··· Data for this task ···
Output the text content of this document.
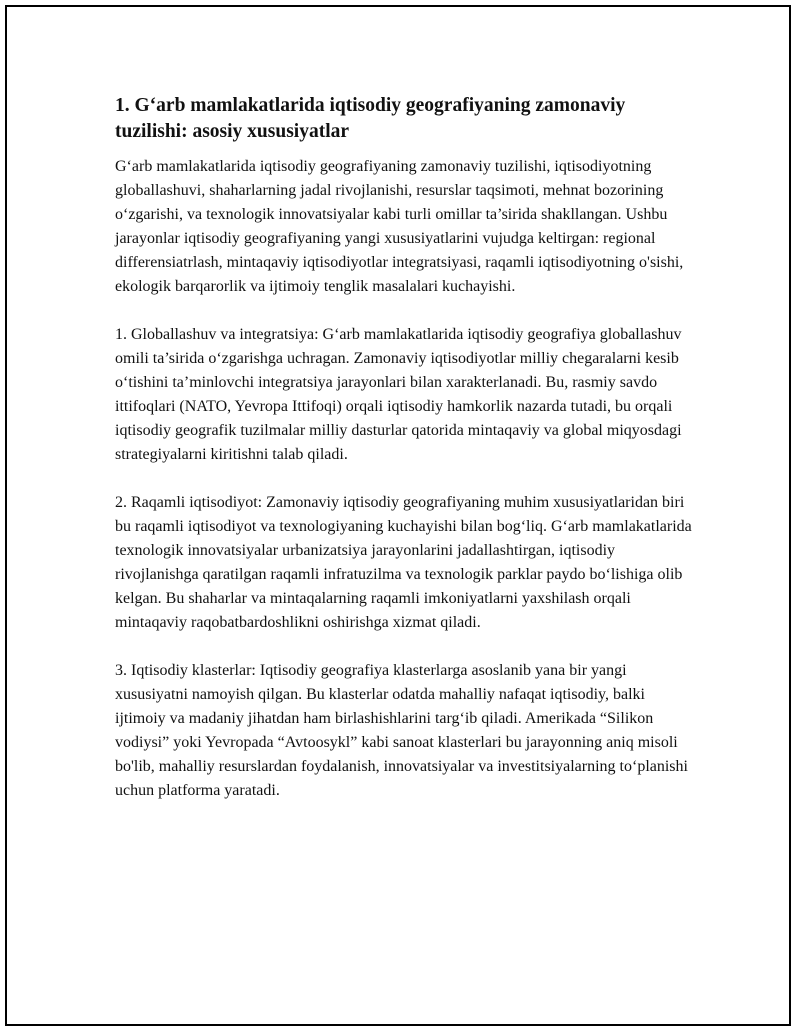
1. G‘arb mamlakatlarida iqtisodiy geografiyaning zamonaviy tuzilishi: asosiy xususiyatlar

G‘arb mamlakatlarida iqtisodiy geografiyaning zamonaviy tuzilishi, iqtisodiyotning globallashuvi, shaharlarning jadal rivojlanishi, resurslar taqsimoti, mehnat bozorining o‘zgarishi, va texnologik innovatsiyalar kabi turli omillar ta’sirida shakllangan. Ushbu jarayonlar iqtisodiy geografiyaning yangi xususiyatlarini vujudga keltirgan: regional differensiatrlash, mintaqaviy iqtisodiyotlar integratsiyasi, raqamli iqtisodiyotning o'sishi, ekologik barqarorlik va ijtimoiy tenglik masalalari kuchayishi.

1. Globallashuv va integratsiya: G‘arb mamlakatlarida iqtisodiy geografiya globallashuv omili ta’sirida o‘zgarishga uchragan. Zamonaviy iqtisodiyotlar milliy chegaralarni kesib o‘tishini ta’minlovchi integratsiya jarayonlari bilan xarakterlanadi. Bu, rasmiy savdo ittifoqlari (NATO, Yevropa Ittifoqi) orqali iqtisodiy hamkorlik nazarda tutadi, bu orqali iqtisodiy geografik tuzilmalar milliy dasturlar qatorida mintaqaviy va global miqyosdagi strategiyalarni kiritishni talab qiladi.

2. Raqamli iqtisodiyot: Zamonaviy iqtisodiy geografiyaning muhim xususiyatlaridan biri bu raqamli iqtisodiyot va texnologiyaning kuchayishi bilan bog‘liq. G‘arb mamlakatlarida texnologik innovatsiyalar urbanizatsiya jarayonlarini jadallashtirgan, iqtisodiy rivojlanishga qaratilgan raqamli infratuzilma va texnologik parklar paydo bo‘lishiga olib kelgan. Bu shaharlar va mintaqalarning raqamli imkoniyatlarni yaxshilash orqali mintaqaviy raqobatbardoshlikni oshirishga xizmat qiladi.

3. Iqtisodiy klasterlar: Iqtisodiy geografiya klasterlarga asoslanib yana bir yangi xususiyatni namoyish qilgan. Bu klasterlar odatda mahalliy nafaqat iqtisodiy, balki ijtimoiy va madaniy jihatdan ham birlashishlarini targ‘ib qiladi. Amerikada “Silikon vodiysi” yoki Yevropada “Avtoosykl” kabi sanoat klasterlari bu jarayonning aniq misoli bo'lib, mahalliy resurslardan foydalanish, innovatsiyalar va investitsiyalarning to‘planishi uchun platforma yaratadi.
···
*Goal*
Reproduce all of the material above word for word. Omit the pictures.

*Exercise answer*
Output the text content of this document.
1. G‘arb mamlakatlarida iqtisodiy geografiyaning zamonaviy tuzilishi: asosiy xususiyatlar

G‘arb mamlakatlarida iqtisodiy geografiyaning zamonaviy tuzilishi, iqtisodiyotning globallashuvi, shaharlarning jadal rivojlanishi, resurslar taqsimoti, mehnat bozorining o‘zgarishi, va texnologik innovatsiyalar kabi turli omillar ta’sirida shakllangan. Ushbu jarayonlar iqtisodiy geografiyaning yangi xususiyatlarini vujudga keltirgan: regional differensiatrlash, mintaqaviy iqtisodiyotlar integratsiyasi, raqamli iqtisodiyotning o'sishi, ekologik barqarorlik va ijtimoiy tenglik masalalari kuchayishi.

1. Globallashuv va integratsiya: G‘arb mamlakatlarida iqtisodiy geografiya globallashuv omili ta’sirida o‘zgarishga uchragan. Zamonaviy iqtisodiyotlar milliy chegaralarni kesib o‘tishini ta’minlovchi integratsiya jarayonlari bilan xarakterlanadi. Bu, rasmiy savdo ittifoqlari (NATO, Yevropa Ittifoqi) orqali iqtisodiy hamkorlik nazarda tutadi, bu orqali iqtisodiy geografik tuzilmalar milliy dasturlar qatorida mintaqaviy va global miqyosdagi strategiyalarni kiritishni talab qiladi.

2. Raqamli iqtisodiyot: Zamonaviy iqtisodiy geografiyaning muhim xususiyatlaridan biri bu raqamli iqtisodiyot va texnologiyaning kuchayishi bilan bog‘liq. G‘arb mamlakatlarida texnologik innovatsiyalar urbanizatsiya jarayonlarini jadallashtirgan, iqtisodiy rivojlanishga qaratilgan raqamli infratuzilma va texnologik parklar paydo bo‘lishiga olib kelgan. Bu shaharlar va mintaqalarning raqamli imkoniyatlarni yaxshilash orqali mintaqaviy raqobatbardoshlikni oshirishga xizmat qiladi.

3. Iqtisodiy klasterlar: Iqtisodiy geografiya klasterlarga asoslanib yana bir yangi xususiyatni namoyish qilgan. Bu klasterlar odatda mahalliy nafaqat iqtisodiy, balki ijtimoiy va madaniy jihatdan ham birlashishlarini targ‘ib qiladi. Amerikada “Silikon vodiysi” yoki Yevropada “Avtoosykl” kabi sanoat klasterlari bu jarayonning aniq misoli bo'lib, mahalliy resurslardan foydalanish, innovatsiyalar va investitsiyalarning to‘planishi uchun platforma yaratadi.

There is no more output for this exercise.